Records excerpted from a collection
◆ ◆ ◆ ◆ ◆ ◆ ◆

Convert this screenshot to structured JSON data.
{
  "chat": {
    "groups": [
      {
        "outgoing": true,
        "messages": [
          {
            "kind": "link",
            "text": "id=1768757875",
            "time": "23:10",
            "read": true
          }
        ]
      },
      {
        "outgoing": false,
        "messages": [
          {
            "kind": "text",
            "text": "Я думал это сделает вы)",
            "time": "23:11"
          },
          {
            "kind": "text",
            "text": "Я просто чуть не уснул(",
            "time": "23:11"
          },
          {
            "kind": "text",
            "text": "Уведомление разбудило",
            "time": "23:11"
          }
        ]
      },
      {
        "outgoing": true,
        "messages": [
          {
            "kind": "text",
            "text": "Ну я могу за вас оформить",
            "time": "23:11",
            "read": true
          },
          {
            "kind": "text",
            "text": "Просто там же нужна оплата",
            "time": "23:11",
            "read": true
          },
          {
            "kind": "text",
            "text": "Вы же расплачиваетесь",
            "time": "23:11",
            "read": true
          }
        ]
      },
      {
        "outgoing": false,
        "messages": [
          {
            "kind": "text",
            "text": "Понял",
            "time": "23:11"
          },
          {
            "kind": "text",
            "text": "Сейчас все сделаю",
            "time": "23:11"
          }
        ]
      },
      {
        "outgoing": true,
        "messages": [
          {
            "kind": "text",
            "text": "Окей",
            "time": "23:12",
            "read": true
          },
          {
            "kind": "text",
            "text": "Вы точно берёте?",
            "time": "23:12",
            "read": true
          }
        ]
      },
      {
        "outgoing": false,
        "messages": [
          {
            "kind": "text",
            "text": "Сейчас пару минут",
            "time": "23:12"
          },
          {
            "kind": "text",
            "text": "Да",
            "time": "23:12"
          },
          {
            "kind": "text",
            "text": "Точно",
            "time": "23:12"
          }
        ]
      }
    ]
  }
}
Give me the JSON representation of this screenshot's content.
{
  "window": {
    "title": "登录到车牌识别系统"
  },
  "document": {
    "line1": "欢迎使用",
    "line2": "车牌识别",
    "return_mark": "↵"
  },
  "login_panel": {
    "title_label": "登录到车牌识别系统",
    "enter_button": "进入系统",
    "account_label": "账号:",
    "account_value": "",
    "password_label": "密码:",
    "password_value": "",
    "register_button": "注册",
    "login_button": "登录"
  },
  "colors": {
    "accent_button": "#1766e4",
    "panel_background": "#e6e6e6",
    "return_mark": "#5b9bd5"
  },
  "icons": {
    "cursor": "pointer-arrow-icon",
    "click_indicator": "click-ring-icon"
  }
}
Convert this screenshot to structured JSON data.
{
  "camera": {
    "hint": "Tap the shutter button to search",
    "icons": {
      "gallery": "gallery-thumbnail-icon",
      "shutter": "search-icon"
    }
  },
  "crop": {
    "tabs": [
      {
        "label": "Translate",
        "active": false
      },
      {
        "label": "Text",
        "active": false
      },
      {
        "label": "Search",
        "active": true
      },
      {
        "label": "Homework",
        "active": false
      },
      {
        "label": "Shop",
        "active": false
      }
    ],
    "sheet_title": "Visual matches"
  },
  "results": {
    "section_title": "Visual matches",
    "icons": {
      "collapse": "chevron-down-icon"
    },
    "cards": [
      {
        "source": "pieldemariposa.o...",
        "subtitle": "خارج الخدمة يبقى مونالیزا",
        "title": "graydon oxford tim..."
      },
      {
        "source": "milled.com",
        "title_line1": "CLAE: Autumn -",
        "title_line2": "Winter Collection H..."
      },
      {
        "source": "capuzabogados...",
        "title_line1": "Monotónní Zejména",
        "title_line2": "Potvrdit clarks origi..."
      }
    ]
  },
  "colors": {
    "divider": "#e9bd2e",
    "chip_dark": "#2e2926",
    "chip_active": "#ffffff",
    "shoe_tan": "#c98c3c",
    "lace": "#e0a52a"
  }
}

◆ ◆ ◆ ◆ ◆ ◆ ◆

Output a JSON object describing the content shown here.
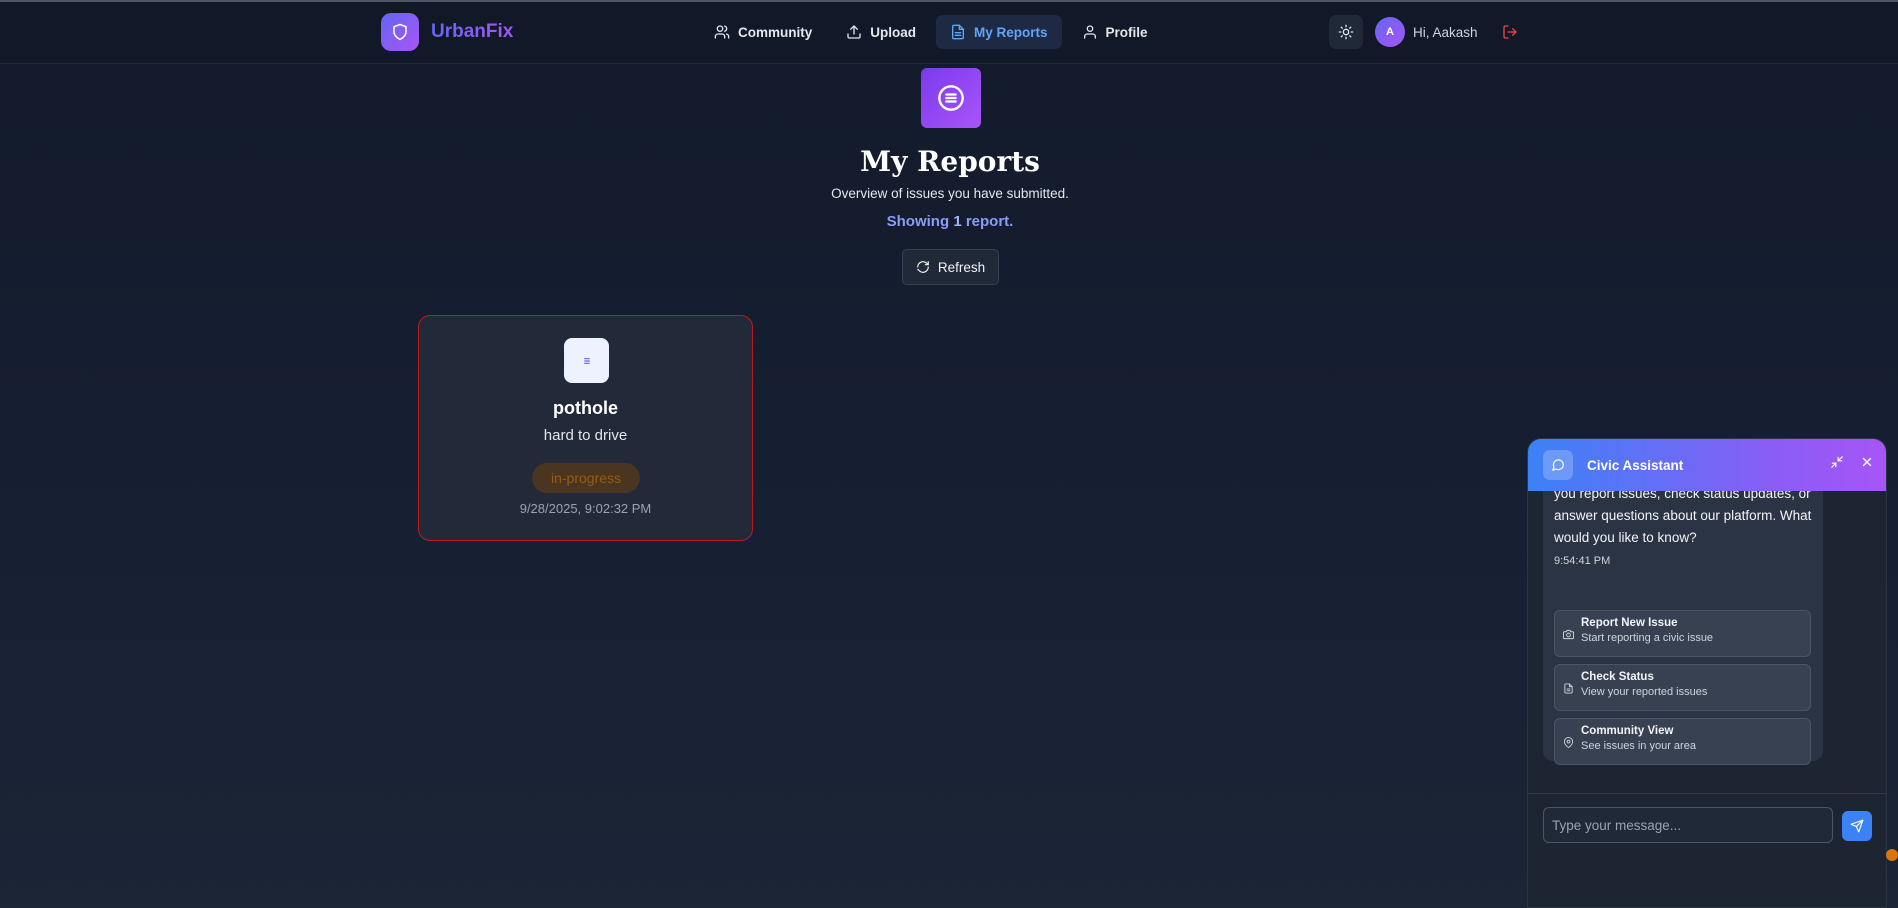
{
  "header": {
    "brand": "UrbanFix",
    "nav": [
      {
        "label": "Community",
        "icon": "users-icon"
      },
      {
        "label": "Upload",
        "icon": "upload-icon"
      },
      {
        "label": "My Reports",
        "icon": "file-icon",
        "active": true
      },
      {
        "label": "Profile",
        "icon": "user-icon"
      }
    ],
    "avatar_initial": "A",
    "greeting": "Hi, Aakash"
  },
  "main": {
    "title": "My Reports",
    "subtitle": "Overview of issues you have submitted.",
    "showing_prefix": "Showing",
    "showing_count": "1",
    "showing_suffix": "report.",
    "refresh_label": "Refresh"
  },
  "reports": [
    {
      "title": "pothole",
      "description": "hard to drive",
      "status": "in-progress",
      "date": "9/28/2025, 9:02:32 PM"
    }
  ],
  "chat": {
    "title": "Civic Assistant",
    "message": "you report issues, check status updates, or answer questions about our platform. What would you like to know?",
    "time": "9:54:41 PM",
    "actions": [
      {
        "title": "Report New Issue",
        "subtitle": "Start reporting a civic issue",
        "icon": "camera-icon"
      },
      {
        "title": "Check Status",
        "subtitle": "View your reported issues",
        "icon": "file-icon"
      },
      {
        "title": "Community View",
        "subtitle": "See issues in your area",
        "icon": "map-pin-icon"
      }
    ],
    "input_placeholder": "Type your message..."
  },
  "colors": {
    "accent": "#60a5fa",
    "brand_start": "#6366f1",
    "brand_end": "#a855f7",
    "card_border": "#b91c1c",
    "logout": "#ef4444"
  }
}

◆ ◆ ◆ ◆ ◆ ◆ ◆

Exercise aim: Pull out every line of the entries that includes the word "Community".

Result below:
        "label": "Community",
        "title": "Community View",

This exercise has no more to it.